[start]

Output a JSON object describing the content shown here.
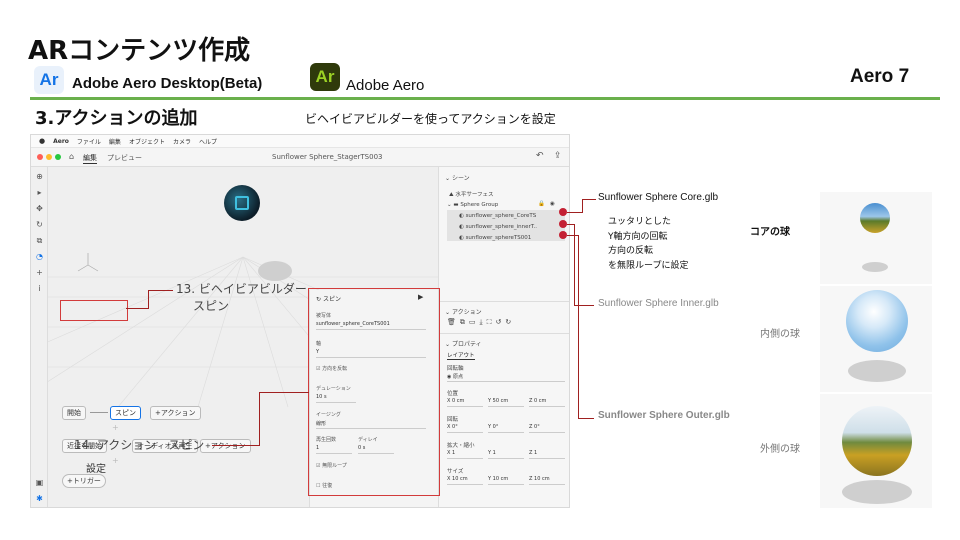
{
  "header": {
    "title": "ARコンテンツ作成",
    "logo_text": "Ar",
    "app_desktop": "Adobe Aero Desktop(Beta)",
    "app_mobile": "Adobe Aero",
    "page_tag": "Aero 7"
  },
  "section": {
    "title": "3.アクションの追加",
    "subtitle": "ビヘイビアビルダーを使ってアクションを設定"
  },
  "app": {
    "menu": [
      "Aero",
      "ファイル",
      "編集",
      "オブジェクト",
      "カメラ",
      "ヘルプ"
    ],
    "tabs": [
      "編集",
      "プレビュー"
    ],
    "doc_title": "Sunflower Sphere_StagerTS003",
    "scene": {
      "header": "シーン",
      "items": [
        "水平サーフェス",
        "Sphere Group",
        "sunflower_sphere_CoreTS",
        "sunflower_sphere_innerT..",
        "sunflower_sphereTS001"
      ]
    },
    "actions_header": "アクション",
    "properties_header": "プロパティ",
    "layout_label": "レイアウト",
    "pivot_label": "回転軸",
    "pivot_value": "原点",
    "position_label": "位置",
    "position": [
      "X 0 cm",
      "Y 50 cm",
      "Z 0 cm"
    ],
    "rotation_label": "回転",
    "rotation": [
      "X 0°",
      "Y 0°",
      "Z 0°"
    ],
    "scale_label": "拡大・縮小",
    "scale": [
      "X 1",
      "Y 1",
      "Z 1"
    ],
    "size_label": "サイズ",
    "size": [
      "X 10 cm",
      "Y 10 cm",
      "Z 10 cm"
    ],
    "behavior": {
      "row1": [
        "開始",
        "スピン",
        "+アクション"
      ],
      "row2": [
        "近接を開始",
        "オーディオを再生",
        "+アクション"
      ],
      "trigger": "+トリガー"
    },
    "spin": {
      "title": "スピン",
      "target_label": "被写体",
      "target_value": "sunflower_sphere_CoreTS001",
      "axis_label": "軸",
      "axis_value": "Y",
      "reverse_label": "方向を反転",
      "duration_label": "デュレーション",
      "duration_value": "10 s",
      "easing_label": "イージング",
      "easing_value": "線形",
      "repeat_label": "再生回数",
      "repeat_value": "1",
      "delay_label": "ディレイ",
      "delay_value": "0 s",
      "loop_label": "無限ループ",
      "pingpong_label": "往復"
    }
  },
  "annotations": {
    "behavior_builder_line1": "13. ビヘイビアビルダー",
    "behavior_builder_line2": "スピン",
    "action_line1": "14. アクション　スピン",
    "action_line2": "設定",
    "core_file": "Sunflower Sphere Core.glb",
    "core_notes": [
      "ユッタリとした",
      "Y軸方向の回転",
      "方向の反転",
      "を無限ループに設定"
    ],
    "core_label": "コアの球",
    "inner_file": "Sunflower Sphere Inner.glb",
    "inner_label": "内側の球",
    "outer_file": "Sunflower Sphere Outer.glb",
    "outer_label": "外側の球"
  },
  "colors": {
    "accent_green": "#6ab04c",
    "annotation_red": "#c42033",
    "aero_blue": "#1473e6",
    "aero_lime": "#9cd125"
  }
}
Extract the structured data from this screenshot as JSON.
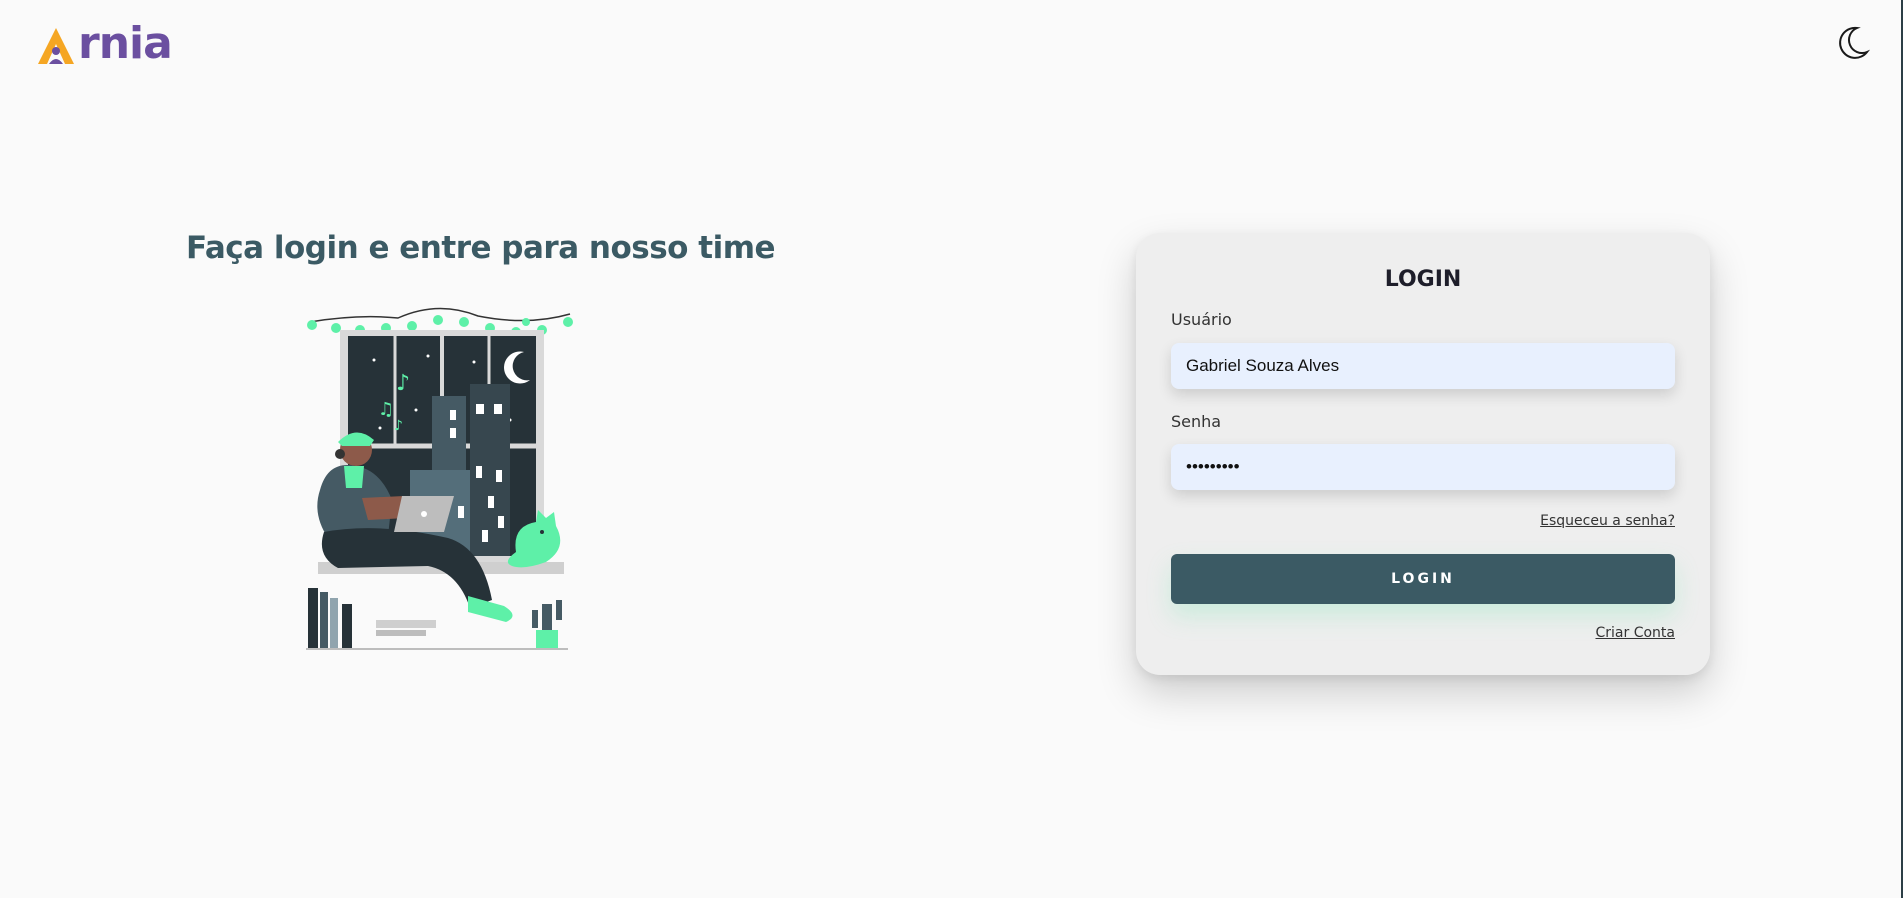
{
  "header": {
    "logo_text": "Arnia",
    "logo_rest": "rnia",
    "theme_icon": "moon-icon"
  },
  "hero": {
    "title": "Faça login e entre para nosso time",
    "illustration": "person-with-laptop-at-window"
  },
  "login_form": {
    "title": "LOGIN",
    "username_label": "Usuário",
    "username_value": "Gabriel Souza Alves",
    "password_label": "Senha",
    "password_value": "•••••••••",
    "forgot_link": "Esqueceu a senha?",
    "submit_label": "LOGIN",
    "signup_link": "Criar Conta"
  },
  "colors": {
    "brand_orange": "#f5a623",
    "brand_purple": "#6b4fa0",
    "primary": "#3b5a64",
    "accent_green": "#5ef0a8",
    "input_bg": "#e8f0fe"
  }
}
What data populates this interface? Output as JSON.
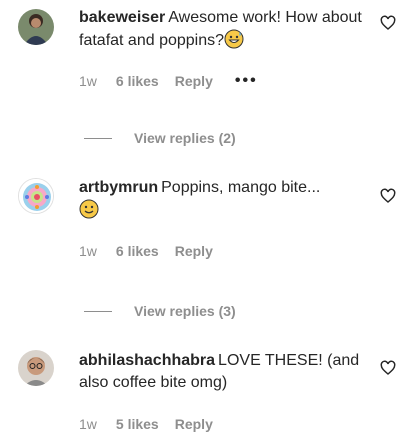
{
  "comments": [
    {
      "username": "bakeweiser",
      "text": "Awesome work! How about fatafat and poppins?",
      "emoji": "grinning-sweat-emoji",
      "time": "1w",
      "likes": "6 likes",
      "reply": "Reply",
      "more": "•••",
      "view_replies": "View replies (2)"
    },
    {
      "username": "artbymrun",
      "text": "Poppins, mango bite...",
      "emoji": "smiling-emoji",
      "time": "1w",
      "likes": "6 likes",
      "reply": "Reply",
      "view_replies": "View replies (3)"
    },
    {
      "username": "abhilashachhabra",
      "text": "LOVE THESE! (and also coffee bite omg)",
      "time": "1w",
      "likes": "5 likes",
      "reply": "Reply"
    }
  ],
  "icons": {
    "heart": "heart-outline-icon",
    "avatar": "avatar-icon"
  },
  "colors": {
    "text": "#262626",
    "muted": "#8e8e8e",
    "emoji": "#f7c948"
  }
}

[end]

> REQUIRED TASK:
Without the pictures, restate each entry exactly.

> TASK RESULT:
Output a JSON object describing the content shown here.
{
  "header": {
    "title": "ARコンテンツ作成",
    "logo_text": "Ar",
    "app_desktop": "Adobe Aero Desktop(Beta)",
    "app_mobile": "Adobe Aero",
    "page_tag": "Aero 7"
  },
  "section": {
    "title": "3.アクションの追加",
    "subtitle": "ビヘイビアビルダーを使ってアクションを設定"
  },
  "app": {
    "menu": [
      "Aero",
      "ファイル",
      "編集",
      "オブジェクト",
      "カメラ",
      "ヘルプ"
    ],
    "tabs": [
      "編集",
      "プレビュー"
    ],
    "doc_title": "Sunflower Sphere_StagerTS003",
    "scene": {
      "header": "シーン",
      "items": [
        "水平サーフェス",
        "Sphere Group",
        "sunflower_sphere_CoreTS",
        "sunflower_sphere_innerT..",
        "sunflower_sphereTS001"
      ]
    },
    "actions_header": "アクション",
    "properties_header": "プロパティ",
    "layout_label": "レイアウト",
    "pivot_label": "回転軸",
    "pivot_value": "原点",
    "position_label": "位置",
    "position": [
      "X 0 cm",
      "Y 50 cm",
      "Z 0 cm"
    ],
    "rotation_label": "回転",
    "rotation": [
      "X 0°",
      "Y 0°",
      "Z 0°"
    ],
    "scale_label": "拡大・縮小",
    "scale": [
      "X 1",
      "Y 1",
      "Z 1"
    ],
    "size_label": "サイズ",
    "size": [
      "X 10 cm",
      "Y 10 cm",
      "Z 10 cm"
    ],
    "behavior": {
      "row1": [
        "開始",
        "スピン",
        "+アクション"
      ],
      "row2": [
        "近接を開始",
        "オーディオを再生",
        "+アクション"
      ],
      "trigger": "+トリガー"
    },
    "spin": {
      "title": "スピン",
      "target_label": "被写体",
      "target_value": "sunflower_sphere_CoreTS001",
      "axis_label": "軸",
      "axis_value": "Y",
      "reverse_label": "方向を反転",
      "duration_label": "デュレーション",
      "duration_value": "10 s",
      "easing_label": "イージング",
      "easing_value": "線形",
      "repeat_label": "再生回数",
      "repeat_value": "1",
      "delay_label": "ディレイ",
      "delay_value": "0 s",
      "loop_label": "無限ループ",
      "pingpong_label": "往復"
    }
  },
  "annotations": {
    "behavior_builder_line1": "13. ビヘイビアビルダー",
    "behavior_builder_line2": "スピン",
    "action_line1": "14. アクション　スピン",
    "action_line2": "設定",
    "core_file": "Sunflower Sphere Core.glb",
    "core_notes": [
      "ユッタリとした",
      "Y軸方向の回転",
      "方向の反転",
      "を無限ループに設定"
    ],
    "core_label": "コアの球",
    "inner_file": "Sunflower Sphere Inner.glb",
    "inner_label": "内側の球",
    "outer_file": "Sunflower Sphere Outer.glb",
    "outer_label": "外側の球"
  },
  "colors": {
    "accent_green": "#6ab04c",
    "annotation_red": "#c42033",
    "aero_blue": "#1473e6",
    "aero_lime": "#9cd125"
  }
}
Extract the structured data from this screenshot as JSON.
{
  "header": {
    "logo_text": "Arnia",
    "logo_rest": "rnia",
    "theme_icon": "moon-icon"
  },
  "hero": {
    "title": "Faça login e entre para nosso time",
    "illustration": "person-with-laptop-at-window"
  },
  "login_form": {
    "title": "LOGIN",
    "username_label": "Usuário",
    "username_value": "Gabriel Souza Alves",
    "password_label": "Senha",
    "password_value": "•••••••••",
    "forgot_link": "Esqueceu a senha?",
    "submit_label": "LOGIN",
    "signup_link": "Criar Conta"
  },
  "colors": {
    "brand_orange": "#f5a623",
    "brand_purple": "#6b4fa0",
    "primary": "#3b5a64",
    "accent_green": "#5ef0a8",
    "input_bg": "#e8f0fe"
  }
}
What data populates this interface? Output as JSON.
{
  "comments": [
    {
      "username": "bakeweiser",
      "text": "Awesome work! How about fatafat and poppins?",
      "emoji": "grinning-sweat-emoji",
      "time": "1w",
      "likes": "6 likes",
      "reply": "Reply",
      "more": "•••",
      "view_replies": "View replies (2)"
    },
    {
      "username": "artbymrun",
      "text": "Poppins, mango bite...",
      "emoji": "smiling-emoji",
      "time": "1w",
      "likes": "6 likes",
      "reply": "Reply",
      "view_replies": "View replies (3)"
    },
    {
      "username": "abhilashachhabra",
      "text": "LOVE THESE! (and also coffee bite omg)",
      "time": "1w",
      "likes": "5 likes",
      "reply": "Reply"
    }
  ],
  "icons": {
    "heart": "heart-outline-icon",
    "avatar": "avatar-icon"
  },
  "colors": {
    "text": "#262626",
    "muted": "#8e8e8e",
    "emoji": "#f7c948"
  }
}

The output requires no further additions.